= Task directions =
Give every line below again, exactly.

--- START ---

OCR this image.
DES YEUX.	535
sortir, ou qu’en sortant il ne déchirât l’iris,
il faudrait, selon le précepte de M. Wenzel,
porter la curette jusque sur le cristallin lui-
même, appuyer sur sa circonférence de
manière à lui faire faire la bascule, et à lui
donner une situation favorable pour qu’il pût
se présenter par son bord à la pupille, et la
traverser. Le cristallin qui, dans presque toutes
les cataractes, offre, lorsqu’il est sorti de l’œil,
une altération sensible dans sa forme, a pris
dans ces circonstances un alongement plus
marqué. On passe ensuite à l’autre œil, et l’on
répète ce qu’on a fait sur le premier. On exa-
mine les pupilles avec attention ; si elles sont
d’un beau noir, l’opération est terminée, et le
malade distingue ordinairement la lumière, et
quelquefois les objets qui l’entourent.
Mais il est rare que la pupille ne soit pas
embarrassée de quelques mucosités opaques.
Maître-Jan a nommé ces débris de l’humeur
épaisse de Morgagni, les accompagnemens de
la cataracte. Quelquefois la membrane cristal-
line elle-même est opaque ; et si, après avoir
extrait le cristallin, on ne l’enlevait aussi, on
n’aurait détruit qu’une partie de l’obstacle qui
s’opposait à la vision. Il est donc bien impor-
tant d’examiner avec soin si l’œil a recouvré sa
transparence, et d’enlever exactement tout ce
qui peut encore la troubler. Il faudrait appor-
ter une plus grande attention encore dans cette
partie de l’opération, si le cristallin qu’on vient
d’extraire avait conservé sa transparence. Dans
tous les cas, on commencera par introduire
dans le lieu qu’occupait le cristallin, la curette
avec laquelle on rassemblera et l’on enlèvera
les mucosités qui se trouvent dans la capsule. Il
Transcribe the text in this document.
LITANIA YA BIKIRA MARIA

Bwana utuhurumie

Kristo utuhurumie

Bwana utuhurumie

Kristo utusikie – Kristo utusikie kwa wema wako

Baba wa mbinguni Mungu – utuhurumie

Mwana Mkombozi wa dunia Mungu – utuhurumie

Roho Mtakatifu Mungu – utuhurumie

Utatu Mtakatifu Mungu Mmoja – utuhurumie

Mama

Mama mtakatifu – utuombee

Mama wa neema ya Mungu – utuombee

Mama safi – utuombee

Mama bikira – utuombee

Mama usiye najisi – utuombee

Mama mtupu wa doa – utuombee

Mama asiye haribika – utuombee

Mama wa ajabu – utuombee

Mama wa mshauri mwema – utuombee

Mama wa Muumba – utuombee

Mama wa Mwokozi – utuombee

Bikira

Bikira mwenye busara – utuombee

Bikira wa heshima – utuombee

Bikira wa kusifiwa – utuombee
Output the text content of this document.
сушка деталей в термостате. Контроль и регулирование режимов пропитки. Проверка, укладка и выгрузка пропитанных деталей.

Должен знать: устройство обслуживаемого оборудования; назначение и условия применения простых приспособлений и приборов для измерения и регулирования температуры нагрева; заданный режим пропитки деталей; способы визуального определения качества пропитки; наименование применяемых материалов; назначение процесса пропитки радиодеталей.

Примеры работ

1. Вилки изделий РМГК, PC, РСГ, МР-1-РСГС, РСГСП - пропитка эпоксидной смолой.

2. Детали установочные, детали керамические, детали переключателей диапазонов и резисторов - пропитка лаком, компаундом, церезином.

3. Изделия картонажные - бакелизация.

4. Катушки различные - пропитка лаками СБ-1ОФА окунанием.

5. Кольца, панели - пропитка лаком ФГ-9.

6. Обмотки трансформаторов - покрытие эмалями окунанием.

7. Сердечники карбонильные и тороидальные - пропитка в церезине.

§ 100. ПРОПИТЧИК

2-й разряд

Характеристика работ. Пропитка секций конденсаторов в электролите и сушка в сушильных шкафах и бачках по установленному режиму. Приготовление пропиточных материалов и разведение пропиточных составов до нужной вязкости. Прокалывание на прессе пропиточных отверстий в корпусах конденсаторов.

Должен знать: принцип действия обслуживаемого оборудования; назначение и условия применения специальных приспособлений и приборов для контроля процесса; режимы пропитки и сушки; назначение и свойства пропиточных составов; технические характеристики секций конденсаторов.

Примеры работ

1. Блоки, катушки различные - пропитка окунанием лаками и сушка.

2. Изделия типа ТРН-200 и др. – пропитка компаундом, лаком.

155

--- END ---

= Full solution =
OCR this image.
DES YEUX.	535
sortir, ou qu’en sortant il ne déchirât l’iris,
il faudrait, selon le précepte de M. Wenzel,
porter la curette jusque sur le cristallin lui-
même, appuyer sur sa circonférence de
manière à lui faire faire la bascule, et à lui
donner une situation favorable pour qu’il pût
se présenter par son bord à la pupille, et la
traverser. Le cristallin qui, dans presque toutes
les cataractes, offre, lorsqu’il est sorti de l’œil,
une altération sensible dans sa forme, a pris
dans ces circonstances un alongement plus
marqué. On passe ensuite à l’autre œil, et l’on
répète ce qu’on a fait sur le premier. On exa-
mine les pupilles avec attention ; si elles sont
d’un beau noir, l’opération est terminée, et le
malade distingue ordinairement la lumière, et
quelquefois les objets qui l’entourent.
Mais il est rare que la pupille ne soit pas
embarrassée de quelques mucosités opaques.
Maître-Jan a nommé ces débris de l’humeur
épaisse de Morgagni, les accompagnemens de
la cataracte. Quelquefois la membrane cristal-
line elle-même est opaque ; et si, après avoir
extrait le cristallin, on ne l’enlevait aussi, on
n’aurait détruit qu’une partie de l’obstacle qui
s’opposait à la vision. Il est donc bien impor-
tant d’examiner avec soin si l’œil a recouvré sa
transparence, et d’enlever exactement tout ce
qui peut encore la troubler. Il faudrait appor-
ter une plus grande attention encore dans cette
partie de l’opération, si le cristallin qu’on vient
d’extraire avait conservé sa transparence. Dans
tous les cas, on commencera par introduire
dans le lieu qu’occupait le cristallin, la curette
avec laquelle on rassemblera et l’on enlèvera
les mucosités qui se trouvent dans la capsule. Il
Transcribe the text in this document.
LITANIA YA BIKIRA MARIA

Bwana utuhurumie

Kristo utuhurumie

Bwana utuhurumie

Kristo utusikie – Kristo utusikie kwa wema wako

Baba wa mbinguni Mungu – utuhurumie

Mwana Mkombozi wa dunia Mungu – utuhurumie

Roho Mtakatifu Mungu – utuhurumie

Utatu Mtakatifu Mungu Mmoja – utuhurumie

Mama

Mama mtakatifu – utuombee

Mama wa neema ya Mungu – utuombee

Mama safi – utuombee

Mama bikira – utuombee

Mama usiye najisi – utuombee

Mama mtupu wa doa – utuombee

Mama asiye haribika – utuombee

Mama wa ajabu – utuombee

Mama wa mshauri mwema – utuombee

Mama wa Muumba – utuombee

Mama wa Mwokozi – utuombee

Bikira

Bikira mwenye busara – utuombee

Bikira wa heshima – utuombee

Bikira wa kusifiwa – utuombee
Output the text content of this document.
сушка деталей в термостате. Контроль и регулирование режимов пропитки. Проверка, укладка и выгрузка пропитанных деталей.

Должен знать: устройство обслуживаемого оборудования; назначение и условия применения простых приспособлений и приборов для измерения и регулирования температуры нагрева; заданный режим пропитки деталей; способы визуального определения качества пропитки; наименование применяемых материалов; назначение процесса пропитки радиодеталей.

Примеры работ

1. Вилки изделий РМГК, PC, РСГ, МР-1-РСГС, РСГСП - пропитка эпоксидной смолой.

2. Детали установочные, детали керамические, детали переключателей диапазонов и резисторов - пропитка лаком, компаундом, церезином.

3. Изделия картонажные - бакелизация.

4. Катушки различные - пропитка лаками СБ-1ОФА окунанием.

5. Кольца, панели - пропитка лаком ФГ-9.

6. Обмотки трансформаторов - покрытие эмалями окунанием.

7. Сердечники карбонильные и тороидальные - пропитка в церезине.

§ 100. ПРОПИТЧИК

2-й разряд

Характеристика работ. Пропитка секций конденсаторов в электролите и сушка в сушильных шкафах и бачках по установленному режиму. Приготовление пропиточных материалов и разведение пропиточных составов до нужной вязкости. Прокалывание на прессе пропиточных отверстий в корпусах конденсаторов.

Должен знать: принцип действия обслуживаемого оборудования; назначение и условия применения специальных приспособлений и приборов для контроля процесса; режимы пропитки и сушки; назначение и свойства пропиточных составов; технические характеристики секций конденсаторов.

Примеры работ

1. Блоки, катушки различные - пропитка окунанием лаками и сушка.

2. Изделия типа ТРН-200 и др. – пропитка компаундом, лаком.

155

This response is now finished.